%%
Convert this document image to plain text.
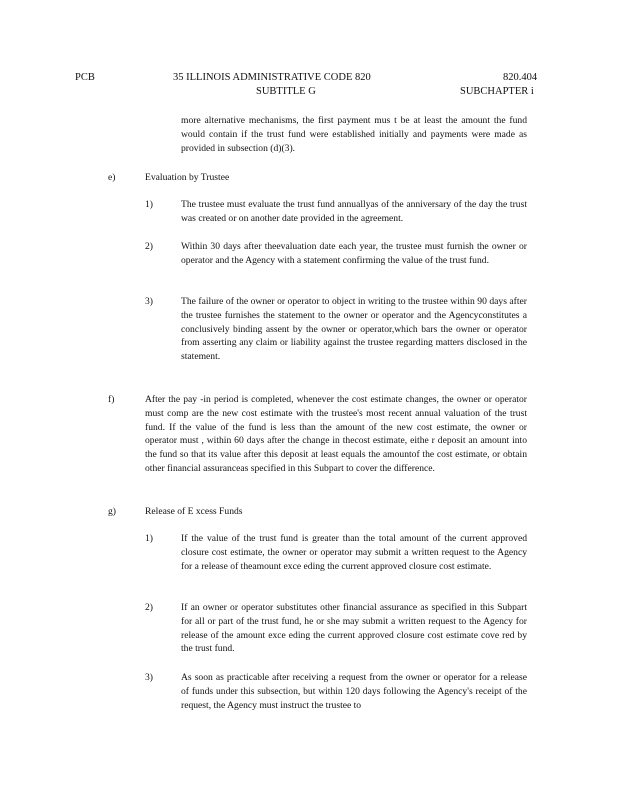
PCB	35 ILLINOIS ADMINISTRATIVE CODE 820
SUBTITLE G
820.404
SUBCHAPTER i
more alternative mechanisms, the first payment mus t be at least the amount the fund would contain if the trust fund were established initially and payments were made as provided in subsection (d)(3).
e)	Evaluation by Trustee
1)	The trustee must evaluate the trust fund annuallyas of the anniversary of the day the trust was created or on another date provided in the agreement.
2)	Within 30 days after theevaluation date each year, the trustee must furnish the owner or operator and the Agency with a statement confirming the value of the trust fund.
3)	The failure of the owner or operator to object in writing to the trustee within 90 days after the trustee furnishes the statement to the owner or operator and the Agencyconstitutes a conclusively binding assent by the owner or operator,which bars the owner or operator from asserting any claim or liability against the trustee regarding matters disclosed in the statement.
f)	After the pay -in period is completed, whenever the cost estimate changes, the owner or operator must comp are the new cost estimate with the trustee's most recent annual valuation of the trust fund. If the value of the fund is less than the amount of the new cost estimate, the owner or operator must , within 60 days after the change in thecost estimate, eithe r deposit an amount into the fund so that its value after this deposit at least equals the amountof the cost estimate, or obtain other financial assuranceas specified in this Subpart to cover the difference.
g)	Release of E xcess Funds
1)	If the value of the trust fund is greater than the total amount of the current approved closure cost estimate, the owner or operator may submit a written request to the Agency for a release of theamount exce eding the current approved closure cost estimate.
2)	If an owner or operator substitutes other financial assurance as specified in this Subpart for all or part of the trust fund, he or she may submit a written request to the Agency for release of the amount exce eding the current approved closure cost estimate cove red by the trust fund.
3)	As soon as practicable after receiving a request from the owner or operator for a release of funds under this subsection, but within 120 days following the Agency's receipt of the request, the Agency must instruct the trustee to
%%
Identify and extract each line of the listing that contains "from".

3)	The failure of the owner or operator to object in writing to the trustee within 90 days after the trustee furnishes the statement to the owner or operator and the Agencyconstitutes a conclusively binding assent by the owner or operator,which bars the owner or operator from asserting any claim or liability against the trustee regarding matters disclosed in the statement.
3)	As soon as practicable after receiving a request from the owner or operator for a release of funds under this subsection, but within 120 days following the Agency's receipt of the request, the Agency must instruct the trustee to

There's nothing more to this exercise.